Report every line below that holds the word "JSON".

=== Information shown ===

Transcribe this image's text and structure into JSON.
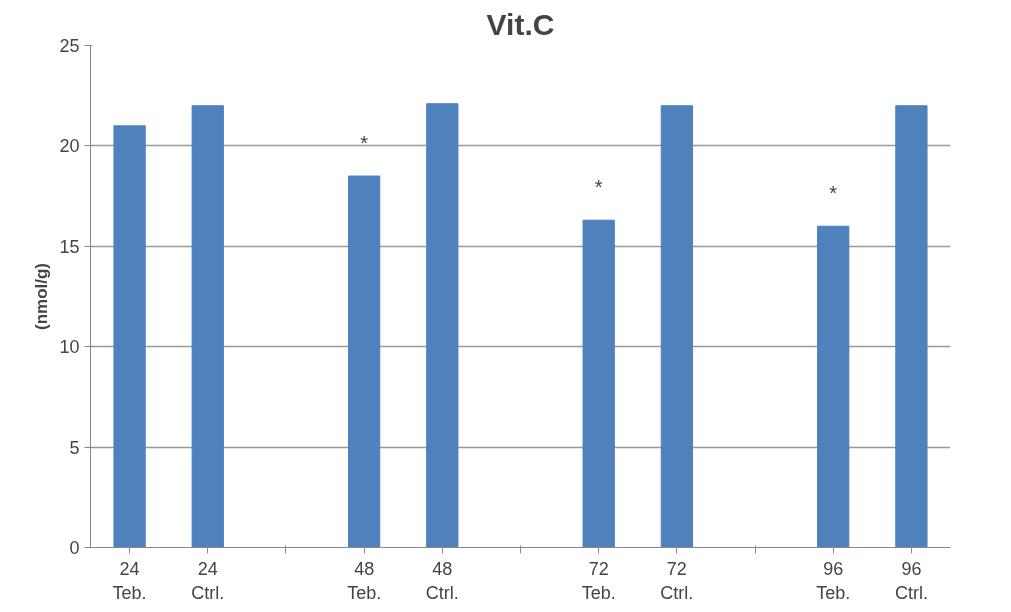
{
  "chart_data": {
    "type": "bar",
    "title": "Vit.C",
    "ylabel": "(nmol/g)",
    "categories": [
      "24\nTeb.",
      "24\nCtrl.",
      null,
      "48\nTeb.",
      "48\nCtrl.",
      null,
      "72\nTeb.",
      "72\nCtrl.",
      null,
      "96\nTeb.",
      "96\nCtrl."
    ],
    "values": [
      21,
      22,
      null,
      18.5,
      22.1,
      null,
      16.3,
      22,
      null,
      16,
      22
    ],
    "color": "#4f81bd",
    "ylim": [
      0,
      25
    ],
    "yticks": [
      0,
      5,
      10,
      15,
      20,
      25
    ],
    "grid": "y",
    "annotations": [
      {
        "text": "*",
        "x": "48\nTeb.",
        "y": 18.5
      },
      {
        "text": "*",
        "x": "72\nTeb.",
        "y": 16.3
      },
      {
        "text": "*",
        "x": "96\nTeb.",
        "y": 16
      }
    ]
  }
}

===
=== Information shown ===

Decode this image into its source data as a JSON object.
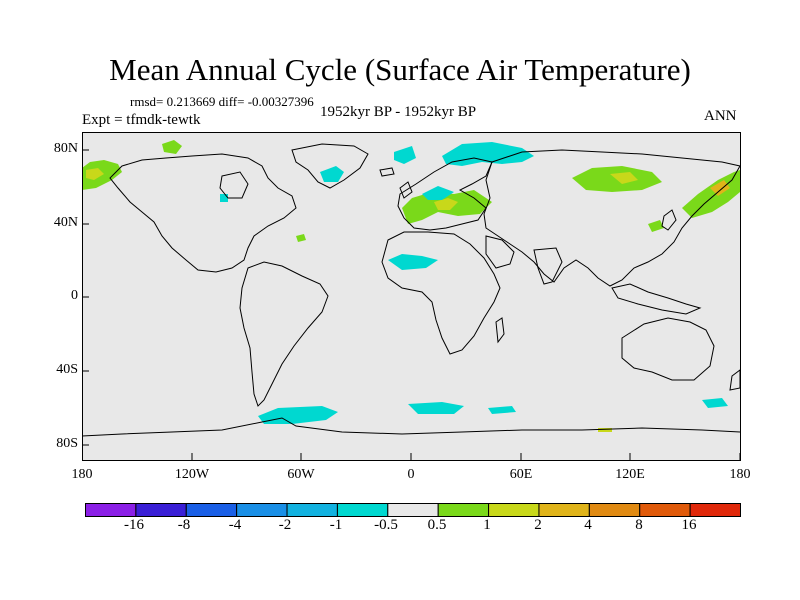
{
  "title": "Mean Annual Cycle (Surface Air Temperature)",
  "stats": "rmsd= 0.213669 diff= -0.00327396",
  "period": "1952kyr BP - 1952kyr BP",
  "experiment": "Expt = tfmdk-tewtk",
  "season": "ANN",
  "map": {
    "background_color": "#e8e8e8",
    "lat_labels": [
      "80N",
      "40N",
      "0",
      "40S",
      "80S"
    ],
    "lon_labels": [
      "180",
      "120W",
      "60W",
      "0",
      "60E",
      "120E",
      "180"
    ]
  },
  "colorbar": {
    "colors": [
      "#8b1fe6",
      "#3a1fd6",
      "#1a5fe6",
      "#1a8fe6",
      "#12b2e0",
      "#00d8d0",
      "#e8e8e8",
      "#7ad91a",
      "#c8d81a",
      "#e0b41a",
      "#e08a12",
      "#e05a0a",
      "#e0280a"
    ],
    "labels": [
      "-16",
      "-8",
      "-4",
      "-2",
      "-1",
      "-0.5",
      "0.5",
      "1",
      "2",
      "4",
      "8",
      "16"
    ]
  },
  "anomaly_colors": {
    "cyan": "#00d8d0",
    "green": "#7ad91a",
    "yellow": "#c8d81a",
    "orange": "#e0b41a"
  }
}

===

- _Answer for this exercise_
Transcribe this image's text and structure into JSON.
Decode this image into its source data as a JSON object.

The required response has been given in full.